● The task: Isolate every line in the records below with "factor" in it.
─── Extracted records
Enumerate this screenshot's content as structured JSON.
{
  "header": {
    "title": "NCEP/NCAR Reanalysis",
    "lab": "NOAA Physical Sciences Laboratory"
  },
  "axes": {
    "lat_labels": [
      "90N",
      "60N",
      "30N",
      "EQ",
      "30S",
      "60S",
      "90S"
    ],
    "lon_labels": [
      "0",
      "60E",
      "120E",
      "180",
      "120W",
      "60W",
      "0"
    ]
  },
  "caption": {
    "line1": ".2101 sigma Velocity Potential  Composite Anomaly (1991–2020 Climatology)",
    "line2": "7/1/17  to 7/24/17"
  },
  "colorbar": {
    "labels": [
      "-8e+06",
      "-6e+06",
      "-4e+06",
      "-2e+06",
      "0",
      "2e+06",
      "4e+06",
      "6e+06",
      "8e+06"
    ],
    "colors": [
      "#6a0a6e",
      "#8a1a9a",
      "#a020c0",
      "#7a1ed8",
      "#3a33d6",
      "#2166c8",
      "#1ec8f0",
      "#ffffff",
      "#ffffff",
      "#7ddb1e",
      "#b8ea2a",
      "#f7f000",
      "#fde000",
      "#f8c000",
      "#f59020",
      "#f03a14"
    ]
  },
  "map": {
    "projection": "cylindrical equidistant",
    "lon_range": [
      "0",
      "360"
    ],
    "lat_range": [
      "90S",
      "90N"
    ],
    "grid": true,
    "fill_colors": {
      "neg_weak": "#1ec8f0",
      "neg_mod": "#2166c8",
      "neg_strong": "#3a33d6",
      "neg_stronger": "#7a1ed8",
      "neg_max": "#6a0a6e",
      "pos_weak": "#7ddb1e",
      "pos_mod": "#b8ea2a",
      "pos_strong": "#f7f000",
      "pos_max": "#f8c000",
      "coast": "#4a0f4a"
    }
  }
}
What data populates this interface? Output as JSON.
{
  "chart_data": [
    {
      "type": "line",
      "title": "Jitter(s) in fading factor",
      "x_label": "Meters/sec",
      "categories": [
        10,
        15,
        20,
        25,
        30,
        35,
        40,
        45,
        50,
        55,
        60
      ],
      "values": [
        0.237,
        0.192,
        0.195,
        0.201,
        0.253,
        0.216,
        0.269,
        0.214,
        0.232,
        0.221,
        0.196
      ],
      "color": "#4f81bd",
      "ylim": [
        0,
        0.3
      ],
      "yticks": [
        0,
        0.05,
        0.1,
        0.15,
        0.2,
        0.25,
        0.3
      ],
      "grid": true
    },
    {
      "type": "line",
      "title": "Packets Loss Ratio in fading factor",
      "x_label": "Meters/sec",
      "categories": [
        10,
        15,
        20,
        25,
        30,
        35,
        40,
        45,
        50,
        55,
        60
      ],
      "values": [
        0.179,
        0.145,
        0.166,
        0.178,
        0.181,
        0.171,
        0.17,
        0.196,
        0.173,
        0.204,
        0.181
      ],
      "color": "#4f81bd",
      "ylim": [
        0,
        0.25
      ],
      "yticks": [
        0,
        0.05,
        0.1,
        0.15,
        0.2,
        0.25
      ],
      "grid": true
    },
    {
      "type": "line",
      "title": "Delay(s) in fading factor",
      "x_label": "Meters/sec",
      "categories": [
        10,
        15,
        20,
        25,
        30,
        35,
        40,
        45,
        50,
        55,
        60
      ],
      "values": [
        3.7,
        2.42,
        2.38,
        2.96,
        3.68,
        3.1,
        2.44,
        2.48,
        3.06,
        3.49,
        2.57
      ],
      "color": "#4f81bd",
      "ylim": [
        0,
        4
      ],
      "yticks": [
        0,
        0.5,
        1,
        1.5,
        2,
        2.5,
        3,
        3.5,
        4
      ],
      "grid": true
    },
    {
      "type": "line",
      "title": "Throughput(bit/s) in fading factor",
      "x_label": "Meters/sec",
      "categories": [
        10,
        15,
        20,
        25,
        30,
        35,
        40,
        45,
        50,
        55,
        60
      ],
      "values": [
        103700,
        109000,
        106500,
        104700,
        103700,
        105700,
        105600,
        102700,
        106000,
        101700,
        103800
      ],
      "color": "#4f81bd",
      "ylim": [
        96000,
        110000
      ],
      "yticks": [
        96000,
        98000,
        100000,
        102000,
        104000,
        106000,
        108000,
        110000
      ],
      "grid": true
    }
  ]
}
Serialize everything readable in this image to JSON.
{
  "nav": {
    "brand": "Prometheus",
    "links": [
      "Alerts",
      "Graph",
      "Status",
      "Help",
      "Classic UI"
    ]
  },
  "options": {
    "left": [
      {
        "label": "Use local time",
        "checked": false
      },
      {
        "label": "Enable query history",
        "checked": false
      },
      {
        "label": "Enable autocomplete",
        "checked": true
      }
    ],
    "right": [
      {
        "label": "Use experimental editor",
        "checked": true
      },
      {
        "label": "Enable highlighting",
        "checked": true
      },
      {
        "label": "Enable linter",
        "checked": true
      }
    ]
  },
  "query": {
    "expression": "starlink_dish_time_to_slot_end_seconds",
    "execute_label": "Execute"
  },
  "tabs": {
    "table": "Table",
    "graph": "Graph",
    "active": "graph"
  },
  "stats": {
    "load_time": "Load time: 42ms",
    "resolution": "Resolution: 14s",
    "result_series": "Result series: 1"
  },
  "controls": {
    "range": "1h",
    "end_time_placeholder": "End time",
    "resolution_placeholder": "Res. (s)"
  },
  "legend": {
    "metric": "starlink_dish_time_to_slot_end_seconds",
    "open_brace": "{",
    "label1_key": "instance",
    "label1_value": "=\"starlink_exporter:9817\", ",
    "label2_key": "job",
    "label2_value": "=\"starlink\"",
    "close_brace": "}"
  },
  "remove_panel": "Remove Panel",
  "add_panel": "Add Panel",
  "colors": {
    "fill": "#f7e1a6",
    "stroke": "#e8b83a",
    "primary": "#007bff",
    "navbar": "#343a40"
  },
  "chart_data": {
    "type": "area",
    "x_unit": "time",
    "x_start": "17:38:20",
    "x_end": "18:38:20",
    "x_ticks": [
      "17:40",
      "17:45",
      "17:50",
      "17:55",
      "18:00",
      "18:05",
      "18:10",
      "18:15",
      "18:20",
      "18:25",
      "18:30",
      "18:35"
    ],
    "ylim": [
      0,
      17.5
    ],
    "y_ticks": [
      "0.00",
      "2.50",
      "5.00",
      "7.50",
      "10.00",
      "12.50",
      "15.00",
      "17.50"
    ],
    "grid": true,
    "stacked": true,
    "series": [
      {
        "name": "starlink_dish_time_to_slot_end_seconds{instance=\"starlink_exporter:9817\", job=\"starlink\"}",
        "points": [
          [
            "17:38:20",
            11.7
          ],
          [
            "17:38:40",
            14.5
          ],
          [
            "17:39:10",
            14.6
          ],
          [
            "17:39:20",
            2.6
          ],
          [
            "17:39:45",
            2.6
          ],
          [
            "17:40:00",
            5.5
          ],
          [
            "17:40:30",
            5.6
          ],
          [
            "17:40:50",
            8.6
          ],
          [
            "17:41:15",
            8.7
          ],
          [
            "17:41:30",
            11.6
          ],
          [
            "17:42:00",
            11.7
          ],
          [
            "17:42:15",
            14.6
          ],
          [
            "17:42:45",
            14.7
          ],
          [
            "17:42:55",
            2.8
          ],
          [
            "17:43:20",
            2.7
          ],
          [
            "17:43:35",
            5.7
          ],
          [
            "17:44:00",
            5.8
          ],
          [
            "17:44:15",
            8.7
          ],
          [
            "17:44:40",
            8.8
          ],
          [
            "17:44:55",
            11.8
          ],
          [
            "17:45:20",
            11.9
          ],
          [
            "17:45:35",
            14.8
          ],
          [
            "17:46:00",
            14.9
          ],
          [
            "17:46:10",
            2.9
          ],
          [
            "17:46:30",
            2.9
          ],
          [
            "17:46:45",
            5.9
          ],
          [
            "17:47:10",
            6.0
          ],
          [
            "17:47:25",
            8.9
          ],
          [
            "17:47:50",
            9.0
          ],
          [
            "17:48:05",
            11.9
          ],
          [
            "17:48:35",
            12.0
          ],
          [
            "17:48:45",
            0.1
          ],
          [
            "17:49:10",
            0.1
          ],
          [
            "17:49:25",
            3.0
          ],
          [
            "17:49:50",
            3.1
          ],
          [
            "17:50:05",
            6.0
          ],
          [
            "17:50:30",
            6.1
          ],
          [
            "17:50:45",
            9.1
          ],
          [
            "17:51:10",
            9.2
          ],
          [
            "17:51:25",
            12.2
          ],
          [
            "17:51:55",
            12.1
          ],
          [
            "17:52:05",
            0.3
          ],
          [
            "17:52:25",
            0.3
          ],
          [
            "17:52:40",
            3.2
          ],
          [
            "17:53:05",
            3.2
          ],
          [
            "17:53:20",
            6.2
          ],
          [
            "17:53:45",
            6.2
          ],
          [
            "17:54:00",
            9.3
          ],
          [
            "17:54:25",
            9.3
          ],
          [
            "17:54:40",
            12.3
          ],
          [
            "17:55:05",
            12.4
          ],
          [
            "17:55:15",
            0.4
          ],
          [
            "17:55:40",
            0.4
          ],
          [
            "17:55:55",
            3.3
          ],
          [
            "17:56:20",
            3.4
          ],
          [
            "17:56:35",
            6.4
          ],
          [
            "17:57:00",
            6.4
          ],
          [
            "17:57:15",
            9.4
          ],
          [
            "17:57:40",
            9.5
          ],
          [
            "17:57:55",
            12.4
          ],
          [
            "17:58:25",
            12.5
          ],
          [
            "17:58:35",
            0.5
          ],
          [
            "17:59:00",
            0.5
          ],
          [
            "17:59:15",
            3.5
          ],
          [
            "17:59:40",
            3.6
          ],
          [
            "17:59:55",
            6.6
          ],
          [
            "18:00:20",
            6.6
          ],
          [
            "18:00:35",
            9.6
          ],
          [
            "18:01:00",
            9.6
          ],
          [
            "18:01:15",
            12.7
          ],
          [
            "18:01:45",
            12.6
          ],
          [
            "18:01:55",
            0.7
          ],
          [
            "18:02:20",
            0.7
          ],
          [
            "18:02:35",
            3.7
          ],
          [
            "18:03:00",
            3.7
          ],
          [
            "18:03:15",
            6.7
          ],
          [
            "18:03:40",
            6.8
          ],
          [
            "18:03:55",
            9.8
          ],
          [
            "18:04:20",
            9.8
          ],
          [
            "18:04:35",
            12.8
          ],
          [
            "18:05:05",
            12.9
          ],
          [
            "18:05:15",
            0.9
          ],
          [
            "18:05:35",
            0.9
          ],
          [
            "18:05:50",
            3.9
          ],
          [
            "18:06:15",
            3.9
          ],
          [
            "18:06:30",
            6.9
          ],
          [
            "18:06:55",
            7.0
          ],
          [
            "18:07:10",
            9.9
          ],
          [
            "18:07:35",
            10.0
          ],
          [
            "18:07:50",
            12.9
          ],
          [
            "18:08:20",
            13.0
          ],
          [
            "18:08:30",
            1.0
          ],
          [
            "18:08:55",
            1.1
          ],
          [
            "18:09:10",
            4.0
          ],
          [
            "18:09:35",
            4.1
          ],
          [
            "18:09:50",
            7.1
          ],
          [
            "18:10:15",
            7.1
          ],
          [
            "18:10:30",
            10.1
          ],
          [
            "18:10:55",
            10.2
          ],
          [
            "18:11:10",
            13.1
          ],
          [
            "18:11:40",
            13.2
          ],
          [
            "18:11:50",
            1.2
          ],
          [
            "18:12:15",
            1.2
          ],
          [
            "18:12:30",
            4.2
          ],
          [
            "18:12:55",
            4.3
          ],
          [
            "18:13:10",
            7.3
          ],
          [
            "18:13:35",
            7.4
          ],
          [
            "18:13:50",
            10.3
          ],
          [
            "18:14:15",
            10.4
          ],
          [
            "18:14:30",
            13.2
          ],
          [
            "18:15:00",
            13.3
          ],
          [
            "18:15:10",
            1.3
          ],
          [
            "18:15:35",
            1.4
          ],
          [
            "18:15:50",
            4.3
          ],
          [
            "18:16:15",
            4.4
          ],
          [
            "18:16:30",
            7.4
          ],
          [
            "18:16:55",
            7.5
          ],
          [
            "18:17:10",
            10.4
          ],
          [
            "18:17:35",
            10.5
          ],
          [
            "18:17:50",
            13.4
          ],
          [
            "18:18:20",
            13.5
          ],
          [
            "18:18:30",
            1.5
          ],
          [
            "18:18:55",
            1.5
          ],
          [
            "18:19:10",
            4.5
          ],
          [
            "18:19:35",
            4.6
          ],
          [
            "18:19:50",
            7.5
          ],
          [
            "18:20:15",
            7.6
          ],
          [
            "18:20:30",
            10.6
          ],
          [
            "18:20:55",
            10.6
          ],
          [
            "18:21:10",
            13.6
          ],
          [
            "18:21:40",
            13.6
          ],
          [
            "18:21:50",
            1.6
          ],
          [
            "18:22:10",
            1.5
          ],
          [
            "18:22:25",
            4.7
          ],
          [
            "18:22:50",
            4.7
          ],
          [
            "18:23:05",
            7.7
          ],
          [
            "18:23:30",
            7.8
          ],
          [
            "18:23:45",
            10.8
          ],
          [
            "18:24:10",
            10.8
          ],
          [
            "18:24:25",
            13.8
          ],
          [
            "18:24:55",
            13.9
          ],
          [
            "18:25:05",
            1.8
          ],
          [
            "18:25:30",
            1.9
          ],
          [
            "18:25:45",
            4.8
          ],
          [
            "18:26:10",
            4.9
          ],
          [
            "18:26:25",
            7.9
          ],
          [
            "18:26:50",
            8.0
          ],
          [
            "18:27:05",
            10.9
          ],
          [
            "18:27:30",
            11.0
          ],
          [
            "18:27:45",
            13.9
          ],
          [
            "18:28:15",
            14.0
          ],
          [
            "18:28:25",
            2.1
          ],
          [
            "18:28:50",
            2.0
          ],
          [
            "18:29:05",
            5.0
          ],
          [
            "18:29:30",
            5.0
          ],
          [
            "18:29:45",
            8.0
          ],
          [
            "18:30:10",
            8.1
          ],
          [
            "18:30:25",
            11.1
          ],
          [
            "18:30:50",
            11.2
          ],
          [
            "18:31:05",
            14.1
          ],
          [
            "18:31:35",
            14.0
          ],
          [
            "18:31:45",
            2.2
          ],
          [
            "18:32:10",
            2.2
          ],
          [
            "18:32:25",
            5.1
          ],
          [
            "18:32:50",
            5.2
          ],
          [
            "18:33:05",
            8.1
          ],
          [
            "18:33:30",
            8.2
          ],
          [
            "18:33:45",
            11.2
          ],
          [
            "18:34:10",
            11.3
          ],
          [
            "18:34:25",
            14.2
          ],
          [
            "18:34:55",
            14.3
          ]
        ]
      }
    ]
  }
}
──────
● Result for this exercise:
      "title": "Jitter(s) in fading factor",
      "title": "Packets Loss Ratio in fading factor",
      "title": "Delay(s) in fading factor",
      "title": "Throughput(bit/s) in fading factor",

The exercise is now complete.